OBJECTIVE = Show all lines holding "JSON".

Records contained in a dataset =
(begin)

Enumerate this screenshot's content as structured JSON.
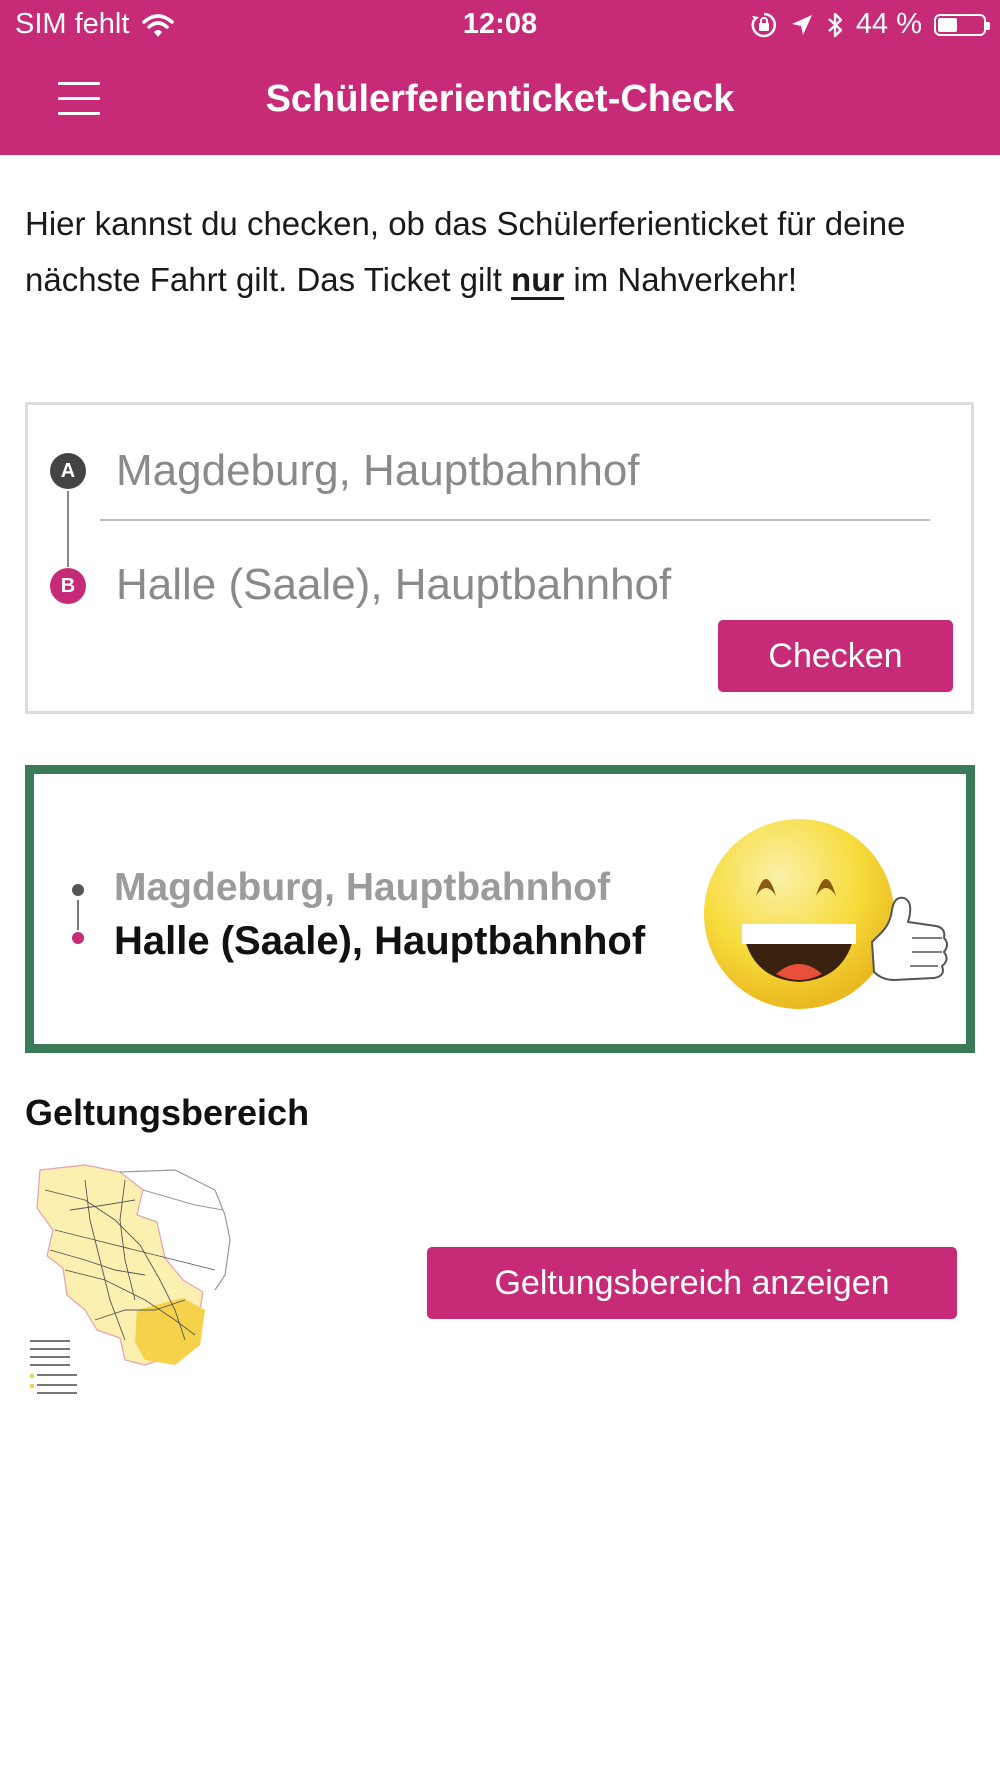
{
  "status_bar": {
    "carrier": "SIM fehlt",
    "time": "12:08",
    "battery_percent": "44 %",
    "battery_level": 0.44,
    "icons": [
      "wifi-icon",
      "rotation-lock-icon",
      "location-arrow-icon",
      "bluetooth-icon",
      "battery-icon"
    ]
  },
  "header": {
    "title": "Schülerferienticket-Check",
    "menu_icon": "hamburger-menu-icon"
  },
  "intro": {
    "text_before": "Hier kannst du checken, ob das Schülerferienticket für deine nächste Fahrt gilt. Das Ticket gilt ",
    "emphasis": "nur",
    "text_after": " im Nahverkehr!"
  },
  "route_form": {
    "marker_a": "A",
    "marker_b": "B",
    "from_value": "Magdeburg, Hauptbahnhof",
    "to_value": "Halle (Saale), Hauptbahnhof",
    "submit_label": "Checken"
  },
  "result": {
    "from": "Magdeburg, Hauptbahnhof",
    "to": "Halle (Saale), Hauptbahnhof",
    "status_icon": "laughing-thumbs-up-emoji-icon",
    "border_color": "#3b7a57"
  },
  "validity": {
    "title": "Geltungsbereich",
    "map_image": "validity-area-map-thumbnail",
    "button_label": "Geltungsbereich anzeigen"
  },
  "colors": {
    "brand": "#c72a77",
    "success": "#3b7a57"
  }
}
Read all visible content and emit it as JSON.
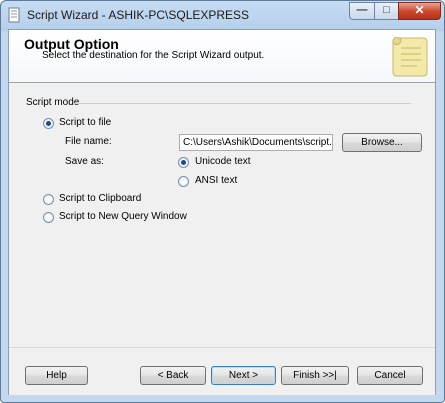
{
  "window": {
    "title": "Script Wizard - ASHIK-PC\\SQLEXPRESS",
    "minimize_glyph": "—",
    "maximize_glyph": "□",
    "close_glyph": "✕"
  },
  "header": {
    "title": "Output Option",
    "subtitle": "Select the destination for the Script Wizard output."
  },
  "script_mode": {
    "group_label": "Script mode",
    "options": [
      {
        "label": "Script to file",
        "selected": true
      },
      {
        "label": "Script to Clipboard",
        "selected": false
      },
      {
        "label": "Script to New Query Window",
        "selected": false
      }
    ],
    "file_name_label": "File name:",
    "file_name_value": "C:\\Users\\Ashik\\Documents\\script.s",
    "browse_label": "Browse...",
    "save_as_label": "Save as:",
    "save_as_options": [
      {
        "label": "Unicode text",
        "selected": true
      },
      {
        "label": "ANSI text",
        "selected": false
      }
    ]
  },
  "footer": {
    "help": "Help",
    "back": "< Back",
    "next": "Next >",
    "finish": "Finish >>|",
    "cancel": "Cancel"
  }
}
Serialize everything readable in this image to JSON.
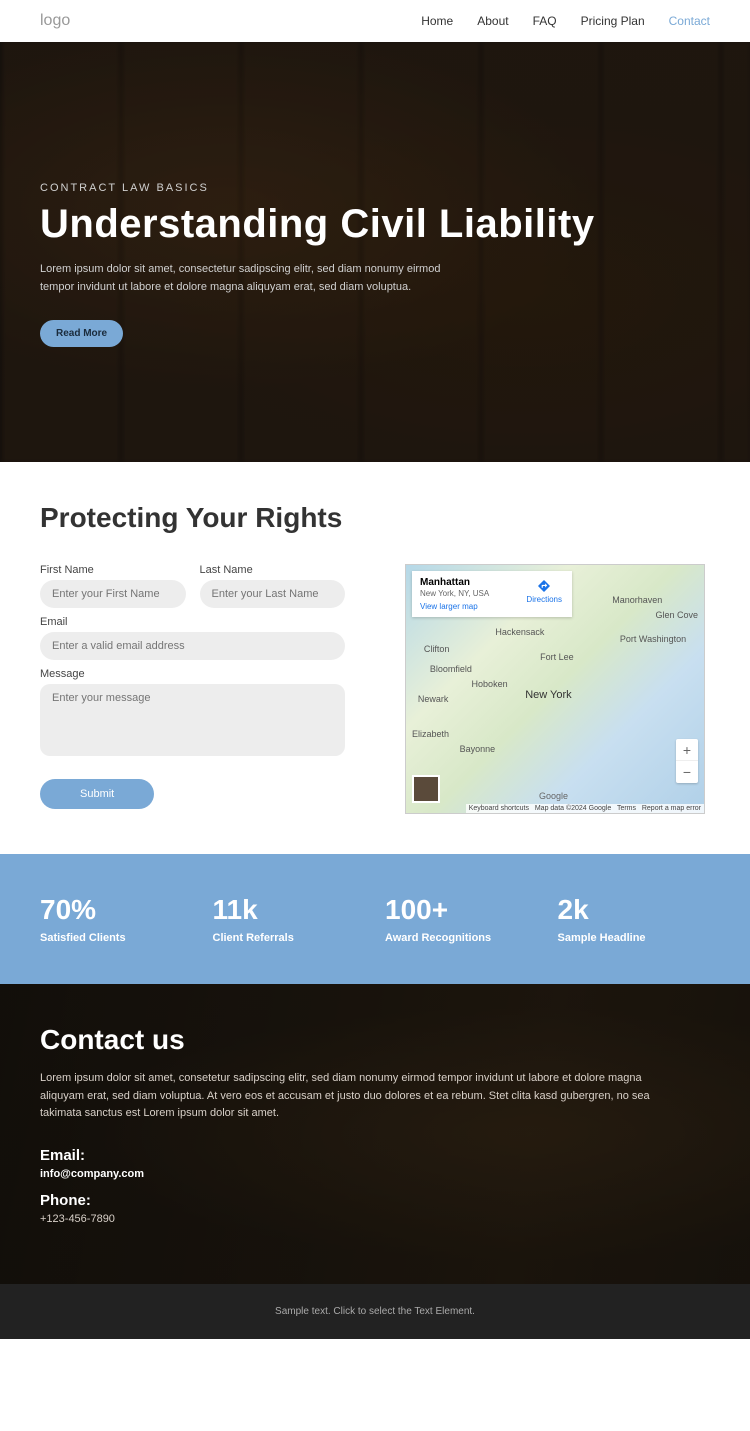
{
  "header": {
    "logo": "logo",
    "nav": {
      "home": "Home",
      "about": "About",
      "faq": "FAQ",
      "pricing": "Pricing Plan",
      "contact": "Contact"
    }
  },
  "hero": {
    "eyebrow": "CONTRACT LAW BASICS",
    "title": "Understanding Civil Liability",
    "body": "Lorem ipsum dolor sit amet, consectetur sadipscing elitr, sed diam nonumy eirmod tempor invidunt ut labore et dolore magna aliquyam erat, sed diam voluptua.",
    "cta": "Read More"
  },
  "section2": {
    "title": "Protecting Your Rights"
  },
  "form": {
    "firstNameLabel": "First Name",
    "firstNamePh": "Enter your First Name",
    "lastNameLabel": "Last Name",
    "lastNamePh": "Enter your Last Name",
    "emailLabel": "Email",
    "emailPh": "Enter a valid email address",
    "msgLabel": "Message",
    "msgPh": "Enter your message",
    "submit": "Submit"
  },
  "map": {
    "infoTitle": "Manhattan",
    "infoSub": "New York, NY, USA",
    "largerLink": "View larger map",
    "directions": "Directions",
    "cityLabel": "New York",
    "zoomIn": "+",
    "zoomOut": "−",
    "attPre": "Keyboard shortcuts",
    "attMid": "Map data ©2024 Google",
    "attTerms": "Terms",
    "attReport": "Report a map error",
    "google": "Google",
    "labels": {
      "manorhaven": "Manorhaven",
      "hackensack": "Hackensack",
      "clifton": "Clifton",
      "hoboken": "Hoboken",
      "newark": "Newark",
      "elizabeth": "Elizabeth",
      "bayonne": "Bayonne",
      "portwash": "Port Washington",
      "glencove": "Glen Cove",
      "fortlee": "Fort Lee",
      "bloomfield": "Bloomfield"
    }
  },
  "stats": [
    {
      "num": "70%",
      "label": "Satisfied Clients"
    },
    {
      "num": "11k",
      "label": "Client Referrals"
    },
    {
      "num": "100+",
      "label": "Award Recognitions"
    },
    {
      "num": "2k",
      "label": "Sample Headline"
    }
  ],
  "contact": {
    "title": "Contact us",
    "body": "Lorem ipsum dolor sit amet, consetetur sadipscing elitr, sed diam nonumy eirmod tempor invidunt ut labore et dolore magna aliquyam erat, sed diam voluptua. At vero eos et accusam et justo duo dolores et ea rebum. Stet clita kasd gubergren, no sea takimata sanctus est Lorem ipsum dolor sit amet.",
    "emailLabel": "Email:",
    "emailVal": "info@company.com",
    "phoneLabel": "Phone:",
    "phoneVal": "+123-456-7890"
  },
  "footer": {
    "text": "Sample text. Click to select the Text Element."
  }
}
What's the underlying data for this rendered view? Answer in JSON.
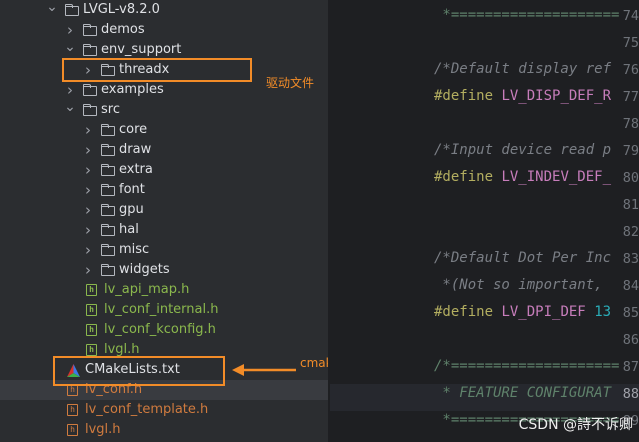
{
  "tree": {
    "items": [
      {
        "label": "LVGL-v8.2.0",
        "type": "folder",
        "expanded": true
      },
      {
        "label": "demos",
        "type": "folder",
        "expanded": false
      },
      {
        "label": "env_support",
        "type": "folder",
        "expanded": true
      },
      {
        "label": "threadx",
        "type": "folder",
        "expanded": false
      },
      {
        "label": "examples",
        "type": "folder",
        "expanded": false
      },
      {
        "label": "src",
        "type": "folder",
        "expanded": true
      },
      {
        "label": "core",
        "type": "folder",
        "expanded": false
      },
      {
        "label": "draw",
        "type": "folder",
        "expanded": false
      },
      {
        "label": "extra",
        "type": "folder",
        "expanded": false
      },
      {
        "label": "font",
        "type": "folder",
        "expanded": false
      },
      {
        "label": "gpu",
        "type": "folder",
        "expanded": false
      },
      {
        "label": "hal",
        "type": "folder",
        "expanded": false
      },
      {
        "label": "misc",
        "type": "folder",
        "expanded": false
      },
      {
        "label": "widgets",
        "type": "folder",
        "expanded": false
      },
      {
        "label": "lv_api_map.h",
        "type": "header"
      },
      {
        "label": "lv_conf_internal.h",
        "type": "header"
      },
      {
        "label": "lv_conf_kconfig.h",
        "type": "header"
      },
      {
        "label": "lvgl.h",
        "type": "header"
      },
      {
        "label": "CMakeLists.txt",
        "type": "cmake"
      },
      {
        "label": "lv_conf.h",
        "type": "header-modified"
      },
      {
        "label": "lv_conf_template.h",
        "type": "header-modified"
      },
      {
        "label": "lvgl.h",
        "type": "header-modified"
      }
    ]
  },
  "annotations": {
    "driver_label": "驱动文件",
    "cmake_label": "cmakelist管理",
    "color": "#f28c28"
  },
  "editor": {
    "lines": [
      {
        "num": "74",
        "text": " *===================="
      },
      {
        "num": "75",
        "text": ""
      },
      {
        "num": "76",
        "text": "/*Default display ref"
      },
      {
        "num": "77",
        "define": "#define",
        "name": "LV_DISP_DEF_R"
      },
      {
        "num": "78",
        "text": ""
      },
      {
        "num": "79",
        "text": "/*Input device read p"
      },
      {
        "num": "80",
        "define": "#define",
        "name": "LV_INDEV_DEF_"
      },
      {
        "num": "81",
        "text": ""
      },
      {
        "num": "82",
        "text": ""
      },
      {
        "num": "83",
        "text": "/*Default Dot Per Inc"
      },
      {
        "num": "84",
        "text": " *(Not so important, "
      },
      {
        "num": "85",
        "define": "#define",
        "name": "LV_DPI_DEF",
        "value": "13"
      },
      {
        "num": "86",
        "text": ""
      },
      {
        "num": "87",
        "text": "/*===================="
      },
      {
        "num": "88",
        "text": " * FEATURE CONFIGURAT"
      },
      {
        "num": "89",
        "text": " *===================="
      }
    ],
    "current_line": "88"
  },
  "watermark": "CSDN @詩不诉卿"
}
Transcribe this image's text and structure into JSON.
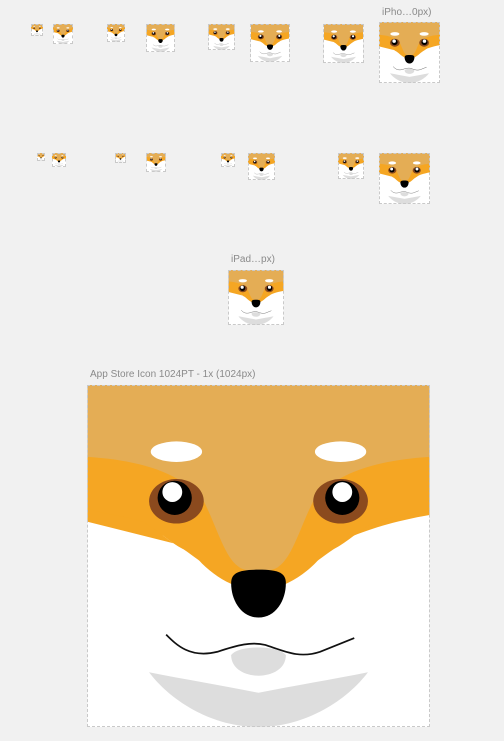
{
  "artboards": {
    "iphone_group_label": "iPho…0px)",
    "ipad_label": "iPad…px)",
    "appstore_label": "App Store Icon 1024PT - 1x (1024px)"
  },
  "icon": {
    "name": "shiba-face-icon",
    "colors": {
      "top": "#e4ad55",
      "orange": "#f5a623",
      "white": "#ffffff",
      "eye_ring": "#8b4a1e",
      "eye": "#000000",
      "nose": "#000000",
      "chin": "#dddddd",
      "brow": "#ffffff"
    }
  }
}
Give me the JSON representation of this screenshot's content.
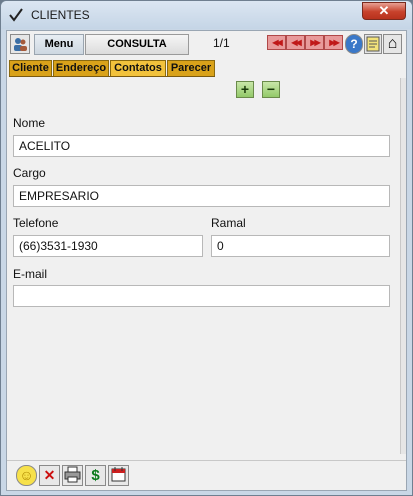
{
  "window": {
    "title": "CLIENTES",
    "close_label": "✕"
  },
  "toolbar": {
    "menu_label": "Menu",
    "consulta_label": "CONSULTA",
    "pager": "1/1",
    "nav": [
      "first-icon",
      "prev-icon",
      "next-icon",
      "last-icon"
    ],
    "nav_glyphs": [
      "◀◀",
      "◀◀",
      "▶▶",
      "▶▶"
    ],
    "tools": [
      "help-icon",
      "notes-icon",
      "home-icon"
    ],
    "help_glyph": "?",
    "home_glyph": "⌂"
  },
  "tabs": [
    "Cliente",
    "Endereço",
    "Contatos",
    "Parecer"
  ],
  "active_tab": "Contatos",
  "record_actions": {
    "add_glyph": "+",
    "remove_glyph": "−"
  },
  "form": {
    "nome_label": "Nome",
    "nome_value": "ACELITO",
    "cargo_label": "Cargo",
    "cargo_value": "EMPRESARIO",
    "telefone_label": "Telefone",
    "telefone_value": "(66)3531-1930",
    "ramal_label": "Ramal",
    "ramal_value": "0",
    "email_label": "E-mail",
    "email_value": ""
  },
  "bottom_toolbar": {
    "icons": [
      "smiley-icon",
      "delete-icon",
      "print-icon",
      "dollar-icon",
      "calendar-icon"
    ],
    "smiley_glyph": "☺",
    "delete_glyph": "✕",
    "dollar_glyph": "$"
  },
  "colors": {
    "tab_bg": "#d9a21a",
    "tab_active_bg": "#f2c23c",
    "nav_red": "#c01818",
    "add_green": "#93c96a"
  }
}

(end)

REPLY =
Enumerate this screenshot's content as structured JSON.
Read all visible content and emit it as JSON.
Serialize everything readable in this image to JSON.
What's the underlying data for this rendered view? Answer in JSON.
Transcribe this image's text and structure into JSON.
Give me the JSON representation of this screenshot's content.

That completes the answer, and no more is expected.